» Texte:
L'autorité espagnole classe sans suite une plainte contre CAIXABANK pour une présumée violation du RGPD liée à la divulgation de certificats bancaires

L'autorité espagnole de protection des données a classé une procédure de sanction pour violation de la confidentialité, estimant que la preuve de la divulgation non autorisée de documents par le responsable du traitement n'était pas rapportée. En l'absence de certitude sur l'origine de la fuite, l'autorité a appliqué le principe selon lequel le doute profite à l'accusé.

Faits et contexte

L'autorité espagnole de protection des données (AEPD) a publié une décision de clôture de procédure à l'encontre de CAIXABANK, S.A. pour une violation alléguée du principe de confidentialité.

L'affaire trouve son origine dans la plainte d'une personne qui reprochait à la banque d'avoir communiqué à un tiers des certificats bancaires qu'elle avait signés, contenant sa signature et son numéro de pièce d'identité, dans le cadre d'une succession.

Motifs de la décision

  • Obligation d'intégrité et de confidentialité (article 5, paragraphe 1, point f) du RGPD) : La plaignante soutenait que la banque avait divulgué à un tiers les copies de certificats de position bancaire qu'elle avait signées et qui étaient restées sous la garde de l'établissement. Bien que la plaignante ait effectivement reçu par courriel, de la part de l'avocat d'un autre héritier, des photographies de ces documents signés, l'autorité a estimé qu'il n'existait aucune preuve permettant d'attribuer avec certitude cette fuite à la banque. L'autorité a relevé que les documents auraient pu être obtenus par d'autres moyens et qu'il subsistait des doutes raisonnables sur la responsabilité de la banque. En application du principe selon lequel le doute profite à l'accusé, l'autorité a conclu que la violation ne pouvait être établie.

Décision de l'autorité

En conséquence, l'autorité a prononcé la clôture de la procédure de sanction engagée contre CAIXABANK, S.A.

» Données enregistrées:
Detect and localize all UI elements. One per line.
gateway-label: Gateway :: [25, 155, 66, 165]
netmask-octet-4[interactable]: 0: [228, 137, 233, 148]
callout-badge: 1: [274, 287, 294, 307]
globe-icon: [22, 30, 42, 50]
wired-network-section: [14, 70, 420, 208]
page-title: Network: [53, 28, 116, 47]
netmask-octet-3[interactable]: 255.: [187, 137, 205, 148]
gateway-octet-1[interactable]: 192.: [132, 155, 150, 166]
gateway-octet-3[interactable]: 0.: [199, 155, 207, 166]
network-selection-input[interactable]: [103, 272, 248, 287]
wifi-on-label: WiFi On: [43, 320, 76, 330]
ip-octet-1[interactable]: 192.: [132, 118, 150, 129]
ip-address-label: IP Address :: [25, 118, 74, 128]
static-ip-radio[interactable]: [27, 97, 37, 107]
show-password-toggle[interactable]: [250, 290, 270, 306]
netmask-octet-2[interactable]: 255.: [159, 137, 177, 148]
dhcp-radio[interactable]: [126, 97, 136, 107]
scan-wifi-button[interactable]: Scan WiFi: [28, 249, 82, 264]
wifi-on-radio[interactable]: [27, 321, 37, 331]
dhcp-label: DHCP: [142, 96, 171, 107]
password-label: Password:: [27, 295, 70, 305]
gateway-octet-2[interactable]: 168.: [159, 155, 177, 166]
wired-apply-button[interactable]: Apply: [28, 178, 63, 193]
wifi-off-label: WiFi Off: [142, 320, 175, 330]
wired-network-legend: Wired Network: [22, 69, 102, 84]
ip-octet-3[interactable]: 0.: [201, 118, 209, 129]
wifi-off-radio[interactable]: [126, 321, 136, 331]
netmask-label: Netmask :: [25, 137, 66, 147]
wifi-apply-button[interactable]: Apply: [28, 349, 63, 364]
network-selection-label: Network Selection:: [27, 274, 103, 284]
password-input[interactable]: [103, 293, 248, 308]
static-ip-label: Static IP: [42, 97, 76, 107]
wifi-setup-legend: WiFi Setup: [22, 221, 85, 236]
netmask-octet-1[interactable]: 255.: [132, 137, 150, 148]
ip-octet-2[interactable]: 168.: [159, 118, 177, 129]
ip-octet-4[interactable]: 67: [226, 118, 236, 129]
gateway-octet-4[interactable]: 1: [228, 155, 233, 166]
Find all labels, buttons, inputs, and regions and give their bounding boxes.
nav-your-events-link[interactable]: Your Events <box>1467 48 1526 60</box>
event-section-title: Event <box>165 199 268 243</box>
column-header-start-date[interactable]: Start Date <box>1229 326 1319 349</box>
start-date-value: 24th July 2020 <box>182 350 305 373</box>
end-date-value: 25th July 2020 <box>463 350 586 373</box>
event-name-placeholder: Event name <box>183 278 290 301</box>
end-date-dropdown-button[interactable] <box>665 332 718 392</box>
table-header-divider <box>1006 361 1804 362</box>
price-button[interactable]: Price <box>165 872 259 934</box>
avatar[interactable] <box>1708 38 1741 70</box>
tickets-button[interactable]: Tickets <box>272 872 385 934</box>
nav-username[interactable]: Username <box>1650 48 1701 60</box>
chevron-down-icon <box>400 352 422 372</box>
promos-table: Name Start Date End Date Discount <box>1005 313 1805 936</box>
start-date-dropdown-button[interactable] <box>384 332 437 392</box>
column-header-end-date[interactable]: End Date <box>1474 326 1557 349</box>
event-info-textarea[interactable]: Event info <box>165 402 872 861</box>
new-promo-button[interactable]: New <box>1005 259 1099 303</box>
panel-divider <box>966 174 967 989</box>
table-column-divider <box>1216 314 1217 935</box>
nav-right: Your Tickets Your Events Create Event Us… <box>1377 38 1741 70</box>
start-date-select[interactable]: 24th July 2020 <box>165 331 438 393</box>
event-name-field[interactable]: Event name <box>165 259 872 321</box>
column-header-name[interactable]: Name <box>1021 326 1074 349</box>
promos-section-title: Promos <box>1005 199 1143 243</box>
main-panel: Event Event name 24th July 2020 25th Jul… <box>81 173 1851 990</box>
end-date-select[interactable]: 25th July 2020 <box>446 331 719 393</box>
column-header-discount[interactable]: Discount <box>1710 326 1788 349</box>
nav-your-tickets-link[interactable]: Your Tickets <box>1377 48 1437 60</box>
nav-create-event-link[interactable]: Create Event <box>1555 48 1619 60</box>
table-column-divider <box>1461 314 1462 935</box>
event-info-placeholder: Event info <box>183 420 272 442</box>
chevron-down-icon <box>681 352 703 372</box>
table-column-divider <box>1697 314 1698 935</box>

» Exercice:
Dans le texte sur la plainte contre la banque, recopiez le passage compris entre « L'autorité espagnole classe » et « principe de confidentialité. », inclus, en changeant « CAIXABANK » en « CaixaBank ».

» Votre réponse:
L'autorité espagnole classe sans suite une plainte contre CaixaBank pour une présumée violation du RGPD liée à la divulgation de certificats bancaires

L'autorité espagnole de protection des données a classé une procédure de sanction pour violation de la confidentialité, estimant que la preuve de la divulgation non autorisée de documents par le responsable du traitement n'était pas rapportée. En l'absence de certitude sur l'origine de la fuite, l'autorité a appliqué le principe selon lequel le doute profite à l'accusé.

Faits et contexte

L'autorité espagnole de protection des données (AEPD) a publié une décision de clôture de procédure à l'encontre de CaixaBank, S.A. pour une violation alléguée du principe de confidentialité.